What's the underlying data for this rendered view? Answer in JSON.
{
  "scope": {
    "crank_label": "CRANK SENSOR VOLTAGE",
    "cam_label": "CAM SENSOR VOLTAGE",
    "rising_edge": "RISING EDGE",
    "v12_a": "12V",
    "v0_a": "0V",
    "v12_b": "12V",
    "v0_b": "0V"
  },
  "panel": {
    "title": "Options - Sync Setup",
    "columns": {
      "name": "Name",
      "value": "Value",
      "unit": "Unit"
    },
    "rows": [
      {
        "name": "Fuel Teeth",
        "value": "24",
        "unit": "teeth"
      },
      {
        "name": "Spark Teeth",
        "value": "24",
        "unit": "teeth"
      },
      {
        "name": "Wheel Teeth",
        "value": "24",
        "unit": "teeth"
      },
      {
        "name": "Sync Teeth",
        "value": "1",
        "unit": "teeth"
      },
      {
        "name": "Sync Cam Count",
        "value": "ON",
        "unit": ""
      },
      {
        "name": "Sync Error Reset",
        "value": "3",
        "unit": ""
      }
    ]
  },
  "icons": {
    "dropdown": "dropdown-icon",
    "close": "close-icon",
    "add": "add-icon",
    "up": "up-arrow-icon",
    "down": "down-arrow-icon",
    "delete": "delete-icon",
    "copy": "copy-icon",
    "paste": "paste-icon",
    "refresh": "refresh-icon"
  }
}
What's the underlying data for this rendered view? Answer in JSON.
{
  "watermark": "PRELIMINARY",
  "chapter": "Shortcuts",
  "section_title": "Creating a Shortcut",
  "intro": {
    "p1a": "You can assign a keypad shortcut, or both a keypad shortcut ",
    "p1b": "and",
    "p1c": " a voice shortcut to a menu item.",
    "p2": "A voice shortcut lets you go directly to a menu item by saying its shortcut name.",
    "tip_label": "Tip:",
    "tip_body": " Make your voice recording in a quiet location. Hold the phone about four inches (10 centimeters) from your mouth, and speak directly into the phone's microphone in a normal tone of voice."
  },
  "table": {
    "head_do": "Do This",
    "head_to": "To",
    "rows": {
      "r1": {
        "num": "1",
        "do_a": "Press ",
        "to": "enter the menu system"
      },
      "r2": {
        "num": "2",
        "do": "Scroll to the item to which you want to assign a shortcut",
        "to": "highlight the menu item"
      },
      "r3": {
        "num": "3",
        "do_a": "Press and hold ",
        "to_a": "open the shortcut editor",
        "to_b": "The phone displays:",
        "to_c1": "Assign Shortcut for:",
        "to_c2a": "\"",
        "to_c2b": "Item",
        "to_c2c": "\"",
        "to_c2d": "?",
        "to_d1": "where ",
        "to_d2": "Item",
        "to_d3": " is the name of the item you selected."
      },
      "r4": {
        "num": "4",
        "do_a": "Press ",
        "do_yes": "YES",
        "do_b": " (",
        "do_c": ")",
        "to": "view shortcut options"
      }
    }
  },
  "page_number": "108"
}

- - - -

» **STATED EXERCISE**
Transcribe the data above in full, exactly.

» **SOLUTION FOR THIS PROBLEM**
What's the underlying data for this rendered view? Answer in JSON.
{
  "scope": {
    "crank_label": "CRANK SENSOR VOLTAGE",
    "cam_label": "CAM SENSOR VOLTAGE",
    "rising_edge": "RISING EDGE",
    "v12_a": "12V",
    "v0_a": "0V",
    "v12_b": "12V",
    "v0_b": "0V"
  },
  "panel": {
    "title": "Options - Sync Setup",
    "columns": {
      "name": "Name",
      "value": "Value",
      "unit": "Unit"
    },
    "rows": [
      {
        "name": "Fuel Teeth",
        "value": "24",
        "unit": "teeth"
      },
      {
        "name": "Spark Teeth",
        "value": "24",
        "unit": "teeth"
      },
      {
        "name": "Wheel Teeth",
        "value": "24",
        "unit": "teeth"
      },
      {
        "name": "Sync Teeth",
        "value": "1",
        "unit": "teeth"
      },
      {
        "name": "Sync Cam Count",
        "value": "ON",
        "unit": ""
      },
      {
        "name": "Sync Error Reset",
        "value": "3",
        "unit": ""
      }
    ]
  },
  "icons": {
    "dropdown": "dropdown-icon",
    "close": "close-icon",
    "add": "add-icon",
    "up": "up-arrow-icon",
    "down": "down-arrow-icon",
    "delete": "delete-icon",
    "copy": "copy-icon",
    "paste": "paste-icon",
    "refresh": "refresh-icon"
  }
}
What's the underlying data for this rendered view? Answer in JSON.
{
  "watermark": "PRELIMINARY",
  "chapter": "Shortcuts",
  "section_title": "Creating a Shortcut",
  "intro": {
    "p1a": "You can assign a keypad shortcut, or both a keypad shortcut ",
    "p1b": "and",
    "p1c": " a voice shortcut to a menu item.",
    "p2": "A voice shortcut lets you go directly to a menu item by saying its shortcut name.",
    "tip_label": "Tip:",
    "tip_body": " Make your voice recording in a quiet location. Hold the phone about four inches (10 centimeters) from your mouth, and speak directly into the phone's microphone in a normal tone of voice."
  },
  "table": {
    "head_do": "Do This",
    "head_to": "To",
    "rows": {
      "r1": {
        "num": "1",
        "do_a": "Press ",
        "to": "enter the menu system"
      },
      "r2": {
        "num": "2",
        "do": "Scroll to the item to which you want to assign a shortcut",
        "to": "highlight the menu item"
      },
      "r3": {
        "num": "3",
        "do_a": "Press and hold ",
        "to_a": "open the shortcut editor",
        "to_b": "The phone displays:",
        "to_c1": "Assign Shortcut for:",
        "to_c2a": "\"",
        "to_c2b": "Item",
        "to_c2c": "\"",
        "to_c2d": "?",
        "to_d1": "where ",
        "to_d2": "Item",
        "to_d3": " is the name of the item you selected."
      },
      "r4": {
        "num": "4",
        "do_a": "Press ",
        "do_yes": "YES",
        "do_b": " (",
        "do_c": ")",
        "to": "view shortcut options"
      }
    }
  },
  "page_number": "108"
}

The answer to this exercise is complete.